Stored items
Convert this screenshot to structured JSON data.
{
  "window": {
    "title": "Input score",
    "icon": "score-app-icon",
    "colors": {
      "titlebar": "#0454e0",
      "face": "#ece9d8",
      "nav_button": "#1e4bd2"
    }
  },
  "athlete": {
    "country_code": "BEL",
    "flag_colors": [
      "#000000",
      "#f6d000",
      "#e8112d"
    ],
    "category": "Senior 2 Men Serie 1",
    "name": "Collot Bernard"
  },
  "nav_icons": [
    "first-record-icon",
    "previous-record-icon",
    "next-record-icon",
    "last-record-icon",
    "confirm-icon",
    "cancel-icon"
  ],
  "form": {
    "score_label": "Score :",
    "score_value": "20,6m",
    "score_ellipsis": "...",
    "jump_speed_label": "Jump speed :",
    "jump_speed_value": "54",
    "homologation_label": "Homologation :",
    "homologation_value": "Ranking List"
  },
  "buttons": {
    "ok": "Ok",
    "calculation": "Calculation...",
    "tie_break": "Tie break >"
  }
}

*STATED GOAL*.
Retype the material above, line by line, exactly.

*ANSWER TO THE EXERCISE*.
Convert this screenshot to structured JSON data.
{
  "window": {
    "title": "Input score",
    "icon": "score-app-icon",
    "colors": {
      "titlebar": "#0454e0",
      "face": "#ece9d8",
      "nav_button": "#1e4bd2"
    }
  },
  "athlete": {
    "country_code": "BEL",
    "flag_colors": [
      "#000000",
      "#f6d000",
      "#e8112d"
    ],
    "category": "Senior 2 Men Serie 1",
    "name": "Collot Bernard"
  },
  "nav_icons": [
    "first-record-icon",
    "previous-record-icon",
    "next-record-icon",
    "last-record-icon",
    "confirm-icon",
    "cancel-icon"
  ],
  "form": {
    "score_label": "Score :",
    "score_value": "20,6m",
    "score_ellipsis": "...",
    "jump_speed_label": "Jump speed :",
    "jump_speed_value": "54",
    "homologation_label": "Homologation :",
    "homologation_value": "Ranking List"
  },
  "buttons": {
    "ok": "Ok",
    "calculation": "Calculation...",
    "tie_break": "Tie break >"
  }
}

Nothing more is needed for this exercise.